▸ **EXERCISE DETAILS**: Scan the data for lines with "المزي" and report the count by itself.

## Start AVAILABLE RECORDS

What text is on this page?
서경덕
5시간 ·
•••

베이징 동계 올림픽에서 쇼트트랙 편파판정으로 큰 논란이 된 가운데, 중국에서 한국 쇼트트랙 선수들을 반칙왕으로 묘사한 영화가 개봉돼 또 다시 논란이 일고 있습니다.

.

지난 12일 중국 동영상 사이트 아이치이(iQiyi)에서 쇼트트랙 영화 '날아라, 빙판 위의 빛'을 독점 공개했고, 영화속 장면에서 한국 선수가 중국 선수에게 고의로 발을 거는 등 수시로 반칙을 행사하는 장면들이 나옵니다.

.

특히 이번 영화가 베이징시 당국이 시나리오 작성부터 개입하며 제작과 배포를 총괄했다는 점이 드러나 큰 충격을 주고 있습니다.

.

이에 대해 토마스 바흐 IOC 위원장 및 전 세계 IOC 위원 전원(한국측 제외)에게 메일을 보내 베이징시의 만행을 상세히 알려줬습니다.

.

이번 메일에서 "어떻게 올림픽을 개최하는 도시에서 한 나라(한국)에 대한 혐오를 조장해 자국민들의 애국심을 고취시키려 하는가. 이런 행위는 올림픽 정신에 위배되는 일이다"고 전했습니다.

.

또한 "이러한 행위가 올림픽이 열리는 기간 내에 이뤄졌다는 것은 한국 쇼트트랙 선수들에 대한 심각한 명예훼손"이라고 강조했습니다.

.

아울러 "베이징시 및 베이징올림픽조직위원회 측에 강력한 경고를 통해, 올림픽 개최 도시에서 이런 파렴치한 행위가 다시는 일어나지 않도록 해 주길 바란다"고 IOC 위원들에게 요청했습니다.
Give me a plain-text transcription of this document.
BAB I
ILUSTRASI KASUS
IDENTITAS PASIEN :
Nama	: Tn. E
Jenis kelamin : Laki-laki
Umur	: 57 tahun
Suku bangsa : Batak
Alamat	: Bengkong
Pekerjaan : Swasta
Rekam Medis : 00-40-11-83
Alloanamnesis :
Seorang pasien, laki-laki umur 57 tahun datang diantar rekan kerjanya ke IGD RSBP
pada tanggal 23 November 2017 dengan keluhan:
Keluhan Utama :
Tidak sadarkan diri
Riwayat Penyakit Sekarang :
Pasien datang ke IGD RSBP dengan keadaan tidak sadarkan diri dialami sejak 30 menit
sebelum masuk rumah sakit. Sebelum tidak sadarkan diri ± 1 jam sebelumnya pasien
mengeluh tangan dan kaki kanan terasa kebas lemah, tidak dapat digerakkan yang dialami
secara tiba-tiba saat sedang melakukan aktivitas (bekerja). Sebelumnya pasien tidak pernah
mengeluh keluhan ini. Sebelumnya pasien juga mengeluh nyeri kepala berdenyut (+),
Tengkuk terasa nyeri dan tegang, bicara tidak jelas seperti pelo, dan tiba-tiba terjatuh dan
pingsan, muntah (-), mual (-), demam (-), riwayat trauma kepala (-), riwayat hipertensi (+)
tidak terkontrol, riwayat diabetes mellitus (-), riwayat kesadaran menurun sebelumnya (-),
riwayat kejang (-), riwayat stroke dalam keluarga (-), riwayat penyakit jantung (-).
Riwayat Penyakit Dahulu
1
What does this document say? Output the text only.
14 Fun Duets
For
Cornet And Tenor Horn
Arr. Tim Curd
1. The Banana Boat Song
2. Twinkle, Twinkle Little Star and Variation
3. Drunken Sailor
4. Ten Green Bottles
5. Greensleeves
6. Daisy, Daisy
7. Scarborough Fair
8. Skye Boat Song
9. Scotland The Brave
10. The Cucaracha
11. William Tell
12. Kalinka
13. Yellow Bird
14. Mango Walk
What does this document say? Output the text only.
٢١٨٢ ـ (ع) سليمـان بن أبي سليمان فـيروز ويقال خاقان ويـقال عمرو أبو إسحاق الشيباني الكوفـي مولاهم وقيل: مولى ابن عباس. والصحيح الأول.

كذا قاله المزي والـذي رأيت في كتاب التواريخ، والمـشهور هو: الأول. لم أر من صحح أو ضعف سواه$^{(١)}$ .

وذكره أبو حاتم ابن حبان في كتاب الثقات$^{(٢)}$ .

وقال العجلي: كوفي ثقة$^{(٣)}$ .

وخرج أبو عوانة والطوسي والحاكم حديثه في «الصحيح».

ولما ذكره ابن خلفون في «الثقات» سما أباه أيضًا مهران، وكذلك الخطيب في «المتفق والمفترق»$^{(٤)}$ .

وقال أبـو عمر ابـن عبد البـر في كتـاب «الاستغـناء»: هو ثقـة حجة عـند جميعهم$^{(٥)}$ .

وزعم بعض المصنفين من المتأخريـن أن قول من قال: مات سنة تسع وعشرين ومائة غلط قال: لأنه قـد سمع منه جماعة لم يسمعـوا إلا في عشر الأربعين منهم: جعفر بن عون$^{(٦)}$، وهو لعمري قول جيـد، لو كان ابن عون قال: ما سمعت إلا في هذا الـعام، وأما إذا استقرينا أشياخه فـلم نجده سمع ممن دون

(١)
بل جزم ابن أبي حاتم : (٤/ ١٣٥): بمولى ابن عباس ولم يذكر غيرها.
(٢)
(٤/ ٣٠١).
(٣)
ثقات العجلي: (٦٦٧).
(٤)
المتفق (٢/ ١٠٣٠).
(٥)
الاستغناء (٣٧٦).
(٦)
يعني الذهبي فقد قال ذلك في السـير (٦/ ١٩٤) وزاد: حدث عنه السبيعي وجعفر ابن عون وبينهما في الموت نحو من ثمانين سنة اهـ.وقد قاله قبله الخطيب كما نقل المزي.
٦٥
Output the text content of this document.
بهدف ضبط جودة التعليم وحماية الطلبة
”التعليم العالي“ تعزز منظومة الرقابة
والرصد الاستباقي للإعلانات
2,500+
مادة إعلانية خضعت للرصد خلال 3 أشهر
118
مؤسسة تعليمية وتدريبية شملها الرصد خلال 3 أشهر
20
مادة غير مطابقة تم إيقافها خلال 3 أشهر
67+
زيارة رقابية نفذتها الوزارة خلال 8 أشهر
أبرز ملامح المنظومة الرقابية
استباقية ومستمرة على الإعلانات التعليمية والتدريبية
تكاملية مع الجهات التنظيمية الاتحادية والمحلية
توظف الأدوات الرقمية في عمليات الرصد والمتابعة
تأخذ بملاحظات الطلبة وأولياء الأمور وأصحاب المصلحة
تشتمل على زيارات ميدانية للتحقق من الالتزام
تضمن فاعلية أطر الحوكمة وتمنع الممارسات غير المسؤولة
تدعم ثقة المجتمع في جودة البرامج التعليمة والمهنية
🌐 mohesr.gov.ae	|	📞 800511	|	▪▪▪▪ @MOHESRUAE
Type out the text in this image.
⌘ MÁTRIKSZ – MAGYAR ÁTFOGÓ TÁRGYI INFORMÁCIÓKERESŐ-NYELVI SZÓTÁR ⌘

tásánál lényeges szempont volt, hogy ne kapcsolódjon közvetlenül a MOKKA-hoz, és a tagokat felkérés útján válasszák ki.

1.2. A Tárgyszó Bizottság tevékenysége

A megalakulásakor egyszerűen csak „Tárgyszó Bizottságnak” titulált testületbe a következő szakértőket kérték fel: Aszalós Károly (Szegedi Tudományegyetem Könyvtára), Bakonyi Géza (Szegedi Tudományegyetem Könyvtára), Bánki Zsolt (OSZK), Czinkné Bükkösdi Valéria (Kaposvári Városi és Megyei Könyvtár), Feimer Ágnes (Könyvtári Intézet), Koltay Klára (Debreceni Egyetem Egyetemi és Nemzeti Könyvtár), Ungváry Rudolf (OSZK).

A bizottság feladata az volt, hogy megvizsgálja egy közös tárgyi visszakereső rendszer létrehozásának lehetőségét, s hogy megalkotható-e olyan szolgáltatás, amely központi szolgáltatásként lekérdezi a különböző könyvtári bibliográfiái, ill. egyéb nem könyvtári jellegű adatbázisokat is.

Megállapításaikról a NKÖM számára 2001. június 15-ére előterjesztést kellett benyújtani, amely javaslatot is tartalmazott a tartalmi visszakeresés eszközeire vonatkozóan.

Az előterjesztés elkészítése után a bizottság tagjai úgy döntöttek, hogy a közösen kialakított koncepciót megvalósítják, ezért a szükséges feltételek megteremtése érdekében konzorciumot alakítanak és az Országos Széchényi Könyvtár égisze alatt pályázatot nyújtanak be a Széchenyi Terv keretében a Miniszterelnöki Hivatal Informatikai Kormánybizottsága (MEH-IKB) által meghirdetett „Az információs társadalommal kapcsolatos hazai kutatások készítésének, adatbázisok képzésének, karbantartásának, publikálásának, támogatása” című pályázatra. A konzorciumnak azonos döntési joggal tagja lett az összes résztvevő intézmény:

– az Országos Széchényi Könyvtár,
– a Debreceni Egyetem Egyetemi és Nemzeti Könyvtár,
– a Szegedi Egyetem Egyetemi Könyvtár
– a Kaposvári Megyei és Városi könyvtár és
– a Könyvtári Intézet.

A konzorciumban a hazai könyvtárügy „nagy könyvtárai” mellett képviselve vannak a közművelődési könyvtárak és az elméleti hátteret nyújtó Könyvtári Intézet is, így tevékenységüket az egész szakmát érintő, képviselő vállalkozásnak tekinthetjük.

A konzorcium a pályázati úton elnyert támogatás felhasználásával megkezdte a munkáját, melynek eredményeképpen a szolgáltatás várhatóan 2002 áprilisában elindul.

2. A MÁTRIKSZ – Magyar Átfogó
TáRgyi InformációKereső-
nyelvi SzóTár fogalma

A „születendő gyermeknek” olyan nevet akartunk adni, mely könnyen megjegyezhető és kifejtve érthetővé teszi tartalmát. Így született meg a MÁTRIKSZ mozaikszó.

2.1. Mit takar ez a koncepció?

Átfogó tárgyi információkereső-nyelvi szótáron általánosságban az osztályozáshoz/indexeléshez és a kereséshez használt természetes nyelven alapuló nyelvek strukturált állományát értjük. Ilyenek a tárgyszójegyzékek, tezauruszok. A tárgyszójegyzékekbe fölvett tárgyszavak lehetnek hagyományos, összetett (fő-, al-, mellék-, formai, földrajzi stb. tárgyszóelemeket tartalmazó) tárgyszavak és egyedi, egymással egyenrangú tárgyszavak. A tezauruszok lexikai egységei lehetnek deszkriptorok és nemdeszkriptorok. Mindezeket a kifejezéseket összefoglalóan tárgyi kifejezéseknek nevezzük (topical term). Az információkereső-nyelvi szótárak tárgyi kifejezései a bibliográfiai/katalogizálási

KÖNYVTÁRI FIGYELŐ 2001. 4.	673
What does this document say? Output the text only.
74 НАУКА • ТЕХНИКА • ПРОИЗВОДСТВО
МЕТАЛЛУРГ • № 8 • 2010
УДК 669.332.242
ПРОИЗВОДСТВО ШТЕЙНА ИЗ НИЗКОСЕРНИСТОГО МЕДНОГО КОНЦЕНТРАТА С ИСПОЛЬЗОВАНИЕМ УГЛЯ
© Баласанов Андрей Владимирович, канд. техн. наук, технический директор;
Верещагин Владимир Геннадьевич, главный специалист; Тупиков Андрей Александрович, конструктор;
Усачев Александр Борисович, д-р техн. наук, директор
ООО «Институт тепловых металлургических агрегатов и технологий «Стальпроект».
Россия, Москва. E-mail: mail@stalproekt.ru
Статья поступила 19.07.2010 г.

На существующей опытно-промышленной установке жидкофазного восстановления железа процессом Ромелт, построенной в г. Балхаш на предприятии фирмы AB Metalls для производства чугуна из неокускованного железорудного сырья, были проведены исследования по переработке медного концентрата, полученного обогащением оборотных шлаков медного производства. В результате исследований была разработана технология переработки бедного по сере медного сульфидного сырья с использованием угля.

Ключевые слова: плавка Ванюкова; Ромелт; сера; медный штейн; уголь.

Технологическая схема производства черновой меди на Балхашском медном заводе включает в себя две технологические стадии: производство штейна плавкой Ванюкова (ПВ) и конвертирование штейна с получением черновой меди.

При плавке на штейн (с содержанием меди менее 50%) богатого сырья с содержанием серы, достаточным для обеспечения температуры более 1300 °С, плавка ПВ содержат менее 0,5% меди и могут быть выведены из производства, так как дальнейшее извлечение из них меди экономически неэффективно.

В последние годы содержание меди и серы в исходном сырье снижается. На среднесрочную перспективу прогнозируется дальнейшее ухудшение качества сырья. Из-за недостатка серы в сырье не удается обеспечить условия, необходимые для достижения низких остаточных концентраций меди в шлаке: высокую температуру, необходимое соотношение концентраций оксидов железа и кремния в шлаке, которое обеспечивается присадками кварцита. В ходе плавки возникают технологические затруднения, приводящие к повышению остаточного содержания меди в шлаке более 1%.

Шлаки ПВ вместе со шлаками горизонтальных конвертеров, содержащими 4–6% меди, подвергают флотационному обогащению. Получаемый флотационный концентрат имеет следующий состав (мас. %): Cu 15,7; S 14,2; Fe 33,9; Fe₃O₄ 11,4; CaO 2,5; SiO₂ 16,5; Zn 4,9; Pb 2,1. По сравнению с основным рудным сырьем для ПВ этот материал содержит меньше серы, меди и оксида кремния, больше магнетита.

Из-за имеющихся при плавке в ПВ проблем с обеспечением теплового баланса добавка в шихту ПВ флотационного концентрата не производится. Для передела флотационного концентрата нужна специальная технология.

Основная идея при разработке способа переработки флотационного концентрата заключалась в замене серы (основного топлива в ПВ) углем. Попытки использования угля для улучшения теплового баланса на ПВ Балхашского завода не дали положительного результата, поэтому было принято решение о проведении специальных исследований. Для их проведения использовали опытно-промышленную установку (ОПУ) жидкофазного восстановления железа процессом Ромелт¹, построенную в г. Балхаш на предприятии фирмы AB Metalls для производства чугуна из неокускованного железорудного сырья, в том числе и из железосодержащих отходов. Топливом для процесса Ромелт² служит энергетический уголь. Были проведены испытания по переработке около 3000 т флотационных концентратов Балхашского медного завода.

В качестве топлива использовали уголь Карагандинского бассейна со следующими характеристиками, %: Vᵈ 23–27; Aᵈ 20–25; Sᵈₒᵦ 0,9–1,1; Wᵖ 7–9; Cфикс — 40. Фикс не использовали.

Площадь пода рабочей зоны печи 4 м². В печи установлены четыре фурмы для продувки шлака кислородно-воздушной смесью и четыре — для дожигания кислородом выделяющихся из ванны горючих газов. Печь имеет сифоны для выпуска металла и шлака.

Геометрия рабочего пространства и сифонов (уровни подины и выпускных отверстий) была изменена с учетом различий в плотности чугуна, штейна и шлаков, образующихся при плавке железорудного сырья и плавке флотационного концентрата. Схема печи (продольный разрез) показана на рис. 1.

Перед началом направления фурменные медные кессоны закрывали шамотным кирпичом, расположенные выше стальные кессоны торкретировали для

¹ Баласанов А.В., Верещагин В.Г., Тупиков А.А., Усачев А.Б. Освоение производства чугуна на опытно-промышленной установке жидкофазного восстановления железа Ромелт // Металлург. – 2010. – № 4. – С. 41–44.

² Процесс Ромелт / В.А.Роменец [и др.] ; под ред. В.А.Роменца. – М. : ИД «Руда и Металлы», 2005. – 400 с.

## End AVAILABLE RECORDS

▸ **THE RESPONSE**: 2